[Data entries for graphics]
****************************************

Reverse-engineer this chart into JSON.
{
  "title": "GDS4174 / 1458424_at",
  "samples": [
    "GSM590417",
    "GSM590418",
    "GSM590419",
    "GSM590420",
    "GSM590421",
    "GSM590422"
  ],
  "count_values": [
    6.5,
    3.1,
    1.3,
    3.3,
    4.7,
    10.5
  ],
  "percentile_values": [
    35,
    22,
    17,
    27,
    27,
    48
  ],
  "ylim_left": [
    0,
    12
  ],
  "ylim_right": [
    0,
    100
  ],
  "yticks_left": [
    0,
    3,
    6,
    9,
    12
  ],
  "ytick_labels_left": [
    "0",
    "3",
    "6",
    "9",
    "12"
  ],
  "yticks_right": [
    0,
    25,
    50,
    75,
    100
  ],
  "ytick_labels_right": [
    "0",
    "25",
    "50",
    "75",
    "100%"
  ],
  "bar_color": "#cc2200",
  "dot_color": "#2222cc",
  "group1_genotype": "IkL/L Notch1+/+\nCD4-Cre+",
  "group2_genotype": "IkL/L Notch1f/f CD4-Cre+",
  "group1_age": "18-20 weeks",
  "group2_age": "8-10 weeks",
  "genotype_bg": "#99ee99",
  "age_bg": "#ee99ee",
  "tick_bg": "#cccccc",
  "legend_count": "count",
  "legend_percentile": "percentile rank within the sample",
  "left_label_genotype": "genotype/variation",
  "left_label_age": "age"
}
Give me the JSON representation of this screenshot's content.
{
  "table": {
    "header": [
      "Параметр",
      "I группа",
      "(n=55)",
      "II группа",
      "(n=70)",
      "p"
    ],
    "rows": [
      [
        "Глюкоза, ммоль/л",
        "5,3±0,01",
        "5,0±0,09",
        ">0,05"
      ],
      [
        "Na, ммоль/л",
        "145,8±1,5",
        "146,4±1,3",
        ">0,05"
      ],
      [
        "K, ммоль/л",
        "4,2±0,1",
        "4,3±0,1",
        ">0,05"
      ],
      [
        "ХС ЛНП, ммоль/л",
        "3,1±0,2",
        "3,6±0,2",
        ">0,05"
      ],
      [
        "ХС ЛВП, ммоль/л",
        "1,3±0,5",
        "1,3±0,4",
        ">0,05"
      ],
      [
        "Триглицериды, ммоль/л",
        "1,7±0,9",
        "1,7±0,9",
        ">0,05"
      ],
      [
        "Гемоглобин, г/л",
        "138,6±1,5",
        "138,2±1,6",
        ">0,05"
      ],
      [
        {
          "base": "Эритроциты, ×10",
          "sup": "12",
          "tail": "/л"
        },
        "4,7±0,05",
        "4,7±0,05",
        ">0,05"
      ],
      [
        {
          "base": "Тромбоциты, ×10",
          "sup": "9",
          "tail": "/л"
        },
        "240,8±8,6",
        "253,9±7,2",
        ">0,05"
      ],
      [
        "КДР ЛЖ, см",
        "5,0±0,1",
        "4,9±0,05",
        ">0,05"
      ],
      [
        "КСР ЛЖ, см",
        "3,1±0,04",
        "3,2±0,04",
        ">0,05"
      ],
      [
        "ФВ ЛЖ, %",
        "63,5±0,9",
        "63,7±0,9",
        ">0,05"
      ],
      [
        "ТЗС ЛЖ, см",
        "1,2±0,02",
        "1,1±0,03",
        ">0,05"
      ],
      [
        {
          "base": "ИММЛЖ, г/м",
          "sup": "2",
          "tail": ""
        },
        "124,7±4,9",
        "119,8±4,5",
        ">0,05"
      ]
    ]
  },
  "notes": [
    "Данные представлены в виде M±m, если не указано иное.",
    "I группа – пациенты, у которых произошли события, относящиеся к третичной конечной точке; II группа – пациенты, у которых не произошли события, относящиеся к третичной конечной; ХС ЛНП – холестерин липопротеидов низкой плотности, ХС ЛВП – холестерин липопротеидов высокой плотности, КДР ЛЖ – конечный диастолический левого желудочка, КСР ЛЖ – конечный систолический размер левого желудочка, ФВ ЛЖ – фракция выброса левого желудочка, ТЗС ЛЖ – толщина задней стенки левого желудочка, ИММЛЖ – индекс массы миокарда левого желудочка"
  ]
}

****************************************

* _Objective_
Repeat every entry exactly, please.

* _Solution_
Reverse-engineer this chart into JSON.
{
  "title": "GDS4174 / 1458424_at",
  "samples": [
    "GSM590417",
    "GSM590418",
    "GSM590419",
    "GSM590420",
    "GSM590421",
    "GSM590422"
  ],
  "count_values": [
    6.5,
    3.1,
    1.3,
    3.3,
    4.7,
    10.5
  ],
  "percentile_values": [
    35,
    22,
    17,
    27,
    27,
    48
  ],
  "ylim_left": [
    0,
    12
  ],
  "ylim_right": [
    0,
    100
  ],
  "yticks_left": [
    0,
    3,
    6,
    9,
    12
  ],
  "ytick_labels_left": [
    "0",
    "3",
    "6",
    "9",
    "12"
  ],
  "yticks_right": [
    0,
    25,
    50,
    75,
    100
  ],
  "ytick_labels_right": [
    "0",
    "25",
    "50",
    "75",
    "100%"
  ],
  "bar_color": "#cc2200",
  "dot_color": "#2222cc",
  "group1_genotype": "IkL/L Notch1+/+\nCD4-Cre+",
  "group2_genotype": "IkL/L Notch1f/f CD4-Cre+",
  "group1_age": "18-20 weeks",
  "group2_age": "8-10 weeks",
  "genotype_bg": "#99ee99",
  "age_bg": "#ee99ee",
  "tick_bg": "#cccccc",
  "legend_count": "count",
  "legend_percentile": "percentile rank within the sample",
  "left_label_genotype": "genotype/variation",
  "left_label_age": "age"
}
Give me the JSON representation of this screenshot's content.
{
  "table": {
    "header": [
      "Параметр",
      "I группа",
      "(n=55)",
      "II группа",
      "(n=70)",
      "p"
    ],
    "rows": [
      [
        "Глюкоза, ммоль/л",
        "5,3±0,01",
        "5,0±0,09",
        ">0,05"
      ],
      [
        "Na, ммоль/л",
        "145,8±1,5",
        "146,4±1,3",
        ">0,05"
      ],
      [
        "K, ммоль/л",
        "4,2±0,1",
        "4,3±0,1",
        ">0,05"
      ],
      [
        "ХС ЛНП, ммоль/л",
        "3,1±0,2",
        "3,6±0,2",
        ">0,05"
      ],
      [
        "ХС ЛВП, ммоль/л",
        "1,3±0,5",
        "1,3±0,4",
        ">0,05"
      ],
      [
        "Триглицериды, ммоль/л",
        "1,7±0,9",
        "1,7±0,9",
        ">0,05"
      ],
      [
        "Гемоглобин, г/л",
        "138,6±1,5",
        "138,2±1,6",
        ">0,05"
      ],
      [
        {
          "base": "Эритроциты, ×10",
          "sup": "12",
          "tail": "/л"
        },
        "4,7±0,05",
        "4,7±0,05",
        ">0,05"
      ],
      [
        {
          "base": "Тромбоциты, ×10",
          "sup": "9",
          "tail": "/л"
        },
        "240,8±8,6",
        "253,9±7,2",
        ">0,05"
      ],
      [
        "КДР ЛЖ, см",
        "5,0±0,1",
        "4,9±0,05",
        ">0,05"
      ],
      [
        "КСР ЛЖ, см",
        "3,1±0,04",
        "3,2±0,04",
        ">0,05"
      ],
      [
        "ФВ ЛЖ, %",
        "63,5±0,9",
        "63,7±0,9",
        ">0,05"
      ],
      [
        "ТЗС ЛЖ, см",
        "1,2±0,02",
        "1,1±0,03",
        ">0,05"
      ],
      [
        {
          "base": "ИММЛЖ, г/м",
          "sup": "2",
          "tail": ""
        },
        "124,7±4,9",
        "119,8±4,5",
        ">0,05"
      ]
    ]
  },
  "notes": [
    "Данные представлены в виде M±m, если не указано иное.",
    "I группа – пациенты, у которых произошли события, относящиеся к третичной конечной точке; II группа – пациенты, у которых не произошли события, относящиеся к третичной конечной; ХС ЛНП – холестерин липопротеидов низкой плотности, ХС ЛВП – холестерин липопротеидов высокой плотности, КДР ЛЖ – конечный диастолический левого желудочка, КСР ЛЖ – конечный систолический размер левого желудочка, ФВ ЛЖ – фракция выброса левого желудочка, ТЗС ЛЖ – толщина задней стенки левого желудочка, ИММЛЖ – индекс массы миокарда левого желудочка"
  ]
}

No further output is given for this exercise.